**EXCERPTED TEXT**
"""

In accordance with another embodiment of the present invention, an apparatus for providing a 3DTV service relating plural transmitting layers, the transmitting apparatus includes: a 3D object generator configured to generate a 3D object stream based on input object information; a descriptor information generator configured to generate descriptor information defining a descriptor including 3DTV service configuring information; and a multiplexer configured to multiplex a coded 2D reference video stream, a coded audio stream, and the descriptor information to transmit a reference transport stream through a basic layer and multiplexing the 3D object stream to transmit a 3D object transport stream through the basic layer and other layers.

"""

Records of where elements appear
"""

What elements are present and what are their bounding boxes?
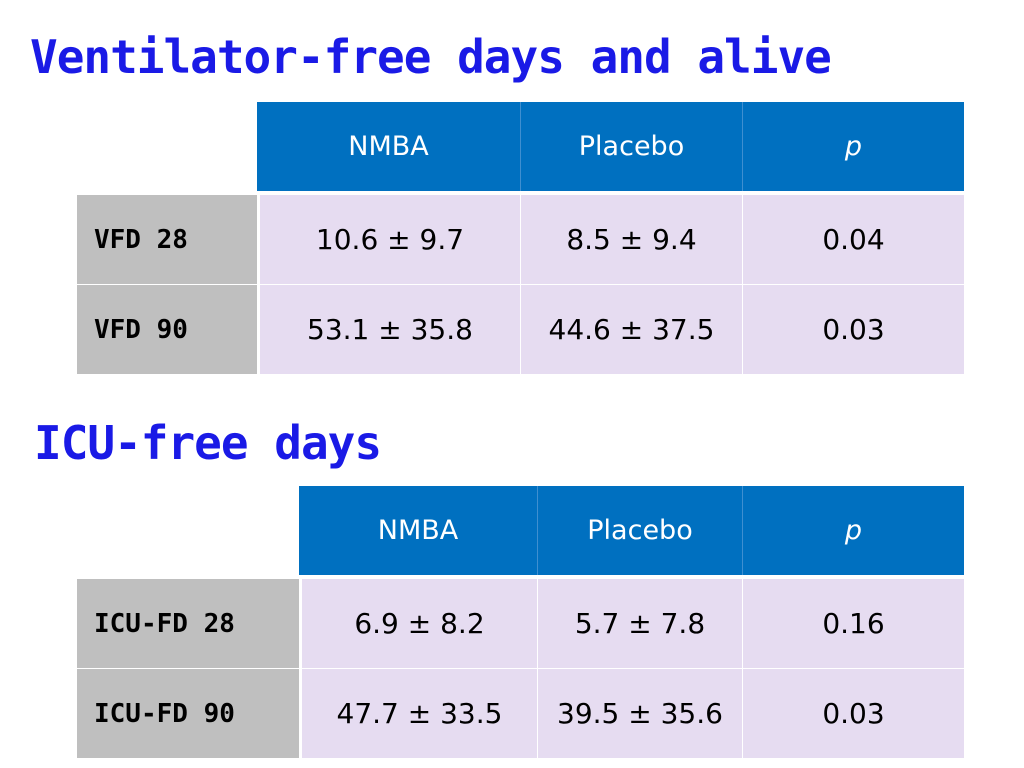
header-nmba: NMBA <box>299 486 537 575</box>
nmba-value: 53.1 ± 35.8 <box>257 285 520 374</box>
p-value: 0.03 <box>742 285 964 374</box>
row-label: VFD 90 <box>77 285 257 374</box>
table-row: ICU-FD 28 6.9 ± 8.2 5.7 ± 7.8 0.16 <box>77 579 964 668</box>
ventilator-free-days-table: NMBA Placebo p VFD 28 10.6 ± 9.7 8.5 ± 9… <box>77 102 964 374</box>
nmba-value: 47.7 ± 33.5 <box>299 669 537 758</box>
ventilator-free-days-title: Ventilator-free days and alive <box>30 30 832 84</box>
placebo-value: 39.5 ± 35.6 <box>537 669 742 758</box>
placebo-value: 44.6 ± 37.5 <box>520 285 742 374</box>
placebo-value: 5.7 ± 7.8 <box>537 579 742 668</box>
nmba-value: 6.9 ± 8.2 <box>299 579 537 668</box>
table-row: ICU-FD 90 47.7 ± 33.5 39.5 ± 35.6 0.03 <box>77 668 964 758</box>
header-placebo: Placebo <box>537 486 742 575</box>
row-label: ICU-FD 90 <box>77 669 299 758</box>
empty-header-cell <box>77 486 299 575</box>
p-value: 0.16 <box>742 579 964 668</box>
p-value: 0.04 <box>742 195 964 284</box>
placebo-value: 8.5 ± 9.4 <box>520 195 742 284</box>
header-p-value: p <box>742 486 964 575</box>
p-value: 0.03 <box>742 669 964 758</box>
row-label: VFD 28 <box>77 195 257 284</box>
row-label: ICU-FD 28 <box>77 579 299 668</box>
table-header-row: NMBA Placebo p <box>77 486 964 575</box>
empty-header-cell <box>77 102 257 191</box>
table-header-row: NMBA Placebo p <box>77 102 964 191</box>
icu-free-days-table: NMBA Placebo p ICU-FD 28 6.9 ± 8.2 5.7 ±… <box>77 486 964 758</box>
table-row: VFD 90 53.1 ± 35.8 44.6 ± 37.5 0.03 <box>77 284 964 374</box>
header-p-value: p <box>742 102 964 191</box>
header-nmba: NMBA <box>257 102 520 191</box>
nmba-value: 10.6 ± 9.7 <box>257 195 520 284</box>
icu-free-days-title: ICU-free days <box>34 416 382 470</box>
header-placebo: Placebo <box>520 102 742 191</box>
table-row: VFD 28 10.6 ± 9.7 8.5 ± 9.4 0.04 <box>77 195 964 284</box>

"""

Repeat word for word everything in the passage on the 3DTV transmitting apparatus from "In accordance with" down to "and other layers.".

**TASK SOLUTION**
In accordance with another embodiment of the present invention, an apparatus for providing a 3DTV service relating plural transmitting layers, the transmitting apparatus includes: a 3D object generator configured to generate a 3D object stream based on input object information; a descriptor information generator configured to generate descriptor information defining a descriptor including 3DTV service configuring information; and a multiplexer configured to multiplex a coded 2D reference video stream, a coded audio stream, and the descriptor information to transmit a reference transport stream through a basic layer and multiplexing the 3D object stream to transmit a 3D object transport stream through the basic layer and other layers.